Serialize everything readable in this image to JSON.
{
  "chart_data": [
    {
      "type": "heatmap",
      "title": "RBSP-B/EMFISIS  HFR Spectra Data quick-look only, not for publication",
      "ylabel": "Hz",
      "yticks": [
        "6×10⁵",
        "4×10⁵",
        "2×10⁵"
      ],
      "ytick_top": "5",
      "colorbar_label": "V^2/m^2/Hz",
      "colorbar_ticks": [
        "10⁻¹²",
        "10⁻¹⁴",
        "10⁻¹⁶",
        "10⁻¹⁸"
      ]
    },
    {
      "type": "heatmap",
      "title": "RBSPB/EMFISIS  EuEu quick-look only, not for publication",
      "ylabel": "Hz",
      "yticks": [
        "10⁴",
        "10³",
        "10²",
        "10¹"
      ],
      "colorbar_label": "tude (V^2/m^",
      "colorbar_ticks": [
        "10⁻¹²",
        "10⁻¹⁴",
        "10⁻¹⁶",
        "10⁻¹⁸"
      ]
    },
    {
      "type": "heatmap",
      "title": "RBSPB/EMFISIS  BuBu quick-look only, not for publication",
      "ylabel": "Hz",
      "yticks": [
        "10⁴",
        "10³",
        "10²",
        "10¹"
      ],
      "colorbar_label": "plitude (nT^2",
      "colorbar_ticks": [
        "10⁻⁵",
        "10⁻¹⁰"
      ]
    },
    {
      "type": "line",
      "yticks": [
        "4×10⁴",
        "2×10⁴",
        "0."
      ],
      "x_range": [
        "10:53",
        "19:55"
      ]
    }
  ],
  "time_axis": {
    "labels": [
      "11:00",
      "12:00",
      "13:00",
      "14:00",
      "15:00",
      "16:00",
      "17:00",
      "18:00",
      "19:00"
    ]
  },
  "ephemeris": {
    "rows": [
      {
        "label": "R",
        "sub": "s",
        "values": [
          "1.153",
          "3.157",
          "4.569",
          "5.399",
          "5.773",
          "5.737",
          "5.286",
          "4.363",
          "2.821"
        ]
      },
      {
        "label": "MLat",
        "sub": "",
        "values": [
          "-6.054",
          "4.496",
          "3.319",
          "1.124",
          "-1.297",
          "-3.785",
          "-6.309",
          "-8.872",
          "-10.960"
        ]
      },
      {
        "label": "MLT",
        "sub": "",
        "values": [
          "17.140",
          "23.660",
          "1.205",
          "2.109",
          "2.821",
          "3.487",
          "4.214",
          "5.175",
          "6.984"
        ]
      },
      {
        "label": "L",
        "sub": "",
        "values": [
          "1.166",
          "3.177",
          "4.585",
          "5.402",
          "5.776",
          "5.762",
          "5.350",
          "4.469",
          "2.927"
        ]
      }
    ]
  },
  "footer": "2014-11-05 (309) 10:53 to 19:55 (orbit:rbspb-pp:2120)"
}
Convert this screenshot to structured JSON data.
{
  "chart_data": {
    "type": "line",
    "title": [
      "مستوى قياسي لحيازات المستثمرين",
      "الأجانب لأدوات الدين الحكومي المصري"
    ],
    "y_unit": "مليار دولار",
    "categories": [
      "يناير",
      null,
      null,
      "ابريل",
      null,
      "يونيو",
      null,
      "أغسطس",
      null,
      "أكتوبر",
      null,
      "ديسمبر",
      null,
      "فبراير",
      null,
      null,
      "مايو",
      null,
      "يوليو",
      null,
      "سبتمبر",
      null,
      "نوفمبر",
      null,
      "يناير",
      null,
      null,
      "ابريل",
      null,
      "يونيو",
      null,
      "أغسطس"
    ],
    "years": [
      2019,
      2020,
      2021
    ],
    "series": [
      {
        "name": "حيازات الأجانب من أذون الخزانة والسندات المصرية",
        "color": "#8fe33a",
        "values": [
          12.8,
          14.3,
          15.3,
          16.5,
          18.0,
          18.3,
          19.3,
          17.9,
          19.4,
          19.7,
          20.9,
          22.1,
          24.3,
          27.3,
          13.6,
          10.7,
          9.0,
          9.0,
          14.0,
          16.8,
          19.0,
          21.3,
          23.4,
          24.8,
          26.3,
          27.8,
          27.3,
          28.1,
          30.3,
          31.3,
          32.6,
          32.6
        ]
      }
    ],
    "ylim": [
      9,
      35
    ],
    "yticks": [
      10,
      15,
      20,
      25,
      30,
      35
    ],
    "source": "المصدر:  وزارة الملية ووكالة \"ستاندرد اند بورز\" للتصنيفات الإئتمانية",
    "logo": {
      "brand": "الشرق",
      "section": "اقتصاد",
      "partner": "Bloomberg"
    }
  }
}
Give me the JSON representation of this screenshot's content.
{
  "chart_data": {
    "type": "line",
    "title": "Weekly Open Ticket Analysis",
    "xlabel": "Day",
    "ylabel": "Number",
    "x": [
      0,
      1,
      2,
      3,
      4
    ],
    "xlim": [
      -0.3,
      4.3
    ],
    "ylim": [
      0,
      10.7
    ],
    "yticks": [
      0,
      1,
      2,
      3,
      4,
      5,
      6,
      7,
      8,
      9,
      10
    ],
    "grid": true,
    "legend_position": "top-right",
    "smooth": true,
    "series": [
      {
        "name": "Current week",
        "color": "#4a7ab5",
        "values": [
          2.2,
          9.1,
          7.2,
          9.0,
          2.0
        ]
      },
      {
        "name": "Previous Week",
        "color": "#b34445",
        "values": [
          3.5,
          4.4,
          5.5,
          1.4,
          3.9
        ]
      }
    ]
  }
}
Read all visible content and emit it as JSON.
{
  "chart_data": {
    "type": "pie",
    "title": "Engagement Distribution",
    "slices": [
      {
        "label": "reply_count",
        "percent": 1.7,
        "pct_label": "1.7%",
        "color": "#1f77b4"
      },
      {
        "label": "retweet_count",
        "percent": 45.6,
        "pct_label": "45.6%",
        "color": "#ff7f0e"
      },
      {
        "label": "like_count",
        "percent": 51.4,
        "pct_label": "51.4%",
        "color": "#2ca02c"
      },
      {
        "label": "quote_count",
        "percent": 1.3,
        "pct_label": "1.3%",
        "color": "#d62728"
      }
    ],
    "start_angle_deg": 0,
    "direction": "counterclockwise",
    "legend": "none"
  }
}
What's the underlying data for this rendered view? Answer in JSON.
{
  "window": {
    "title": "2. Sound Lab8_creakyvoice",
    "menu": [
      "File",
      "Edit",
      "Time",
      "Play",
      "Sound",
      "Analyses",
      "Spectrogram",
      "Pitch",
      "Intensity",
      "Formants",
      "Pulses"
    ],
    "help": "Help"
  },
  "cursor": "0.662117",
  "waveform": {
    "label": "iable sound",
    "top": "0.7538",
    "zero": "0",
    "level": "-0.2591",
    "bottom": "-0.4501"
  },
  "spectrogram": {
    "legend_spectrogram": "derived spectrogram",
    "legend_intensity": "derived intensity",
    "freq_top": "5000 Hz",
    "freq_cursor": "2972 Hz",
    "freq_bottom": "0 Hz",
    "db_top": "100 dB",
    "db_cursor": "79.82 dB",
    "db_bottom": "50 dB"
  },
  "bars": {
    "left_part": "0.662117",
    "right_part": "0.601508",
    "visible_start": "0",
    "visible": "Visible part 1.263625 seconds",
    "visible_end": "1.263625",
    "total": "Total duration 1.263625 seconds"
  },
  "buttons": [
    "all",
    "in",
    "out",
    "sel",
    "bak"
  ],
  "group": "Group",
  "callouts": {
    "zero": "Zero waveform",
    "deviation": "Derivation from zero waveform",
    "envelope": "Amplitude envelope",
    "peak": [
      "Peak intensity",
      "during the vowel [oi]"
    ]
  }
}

----------------------------------------

EXERCISE REQUIREMENTS: Lines from the one containing "What's the underlying" through the final line are to be given again verbatim, with nothing before or after.

TASK RESULT:
What's the underlying data for this rendered view? Answer in JSON.
{
  "window": {
    "title": "2. Sound Lab8_creakyvoice",
    "menu": [
      "File",
      "Edit",
      "Time",
      "Play",
      "Sound",
      "Analyses",
      "Spectrogram",
      "Pitch",
      "Intensity",
      "Formants",
      "Pulses"
    ],
    "help": "Help"
  },
  "cursor": "0.662117",
  "waveform": {
    "label": "iable sound",
    "top": "0.7538",
    "zero": "0",
    "level": "-0.2591",
    "bottom": "-0.4501"
  },
  "spectrogram": {
    "legend_spectrogram": "derived spectrogram",
    "legend_intensity": "derived intensity",
    "freq_top": "5000 Hz",
    "freq_cursor": "2972 Hz",
    "freq_bottom": "0 Hz",
    "db_top": "100 dB",
    "db_cursor": "79.82 dB",
    "db_bottom": "50 dB"
  },
  "bars": {
    "left_part": "0.662117",
    "right_part": "0.601508",
    "visible_start": "0",
    "visible": "Visible part 1.263625 seconds",
    "visible_end": "1.263625",
    "total": "Total duration 1.263625 seconds"
  },
  "buttons": [
    "all",
    "in",
    "out",
    "sel",
    "bak"
  ],
  "group": "Group",
  "callouts": {
    "zero": "Zero waveform",
    "deviation": "Derivation from zero waveform",
    "envelope": "Amplitude envelope",
    "peak": [
      "Peak intensity",
      "during the vowel [oi]"
    ]
  }
}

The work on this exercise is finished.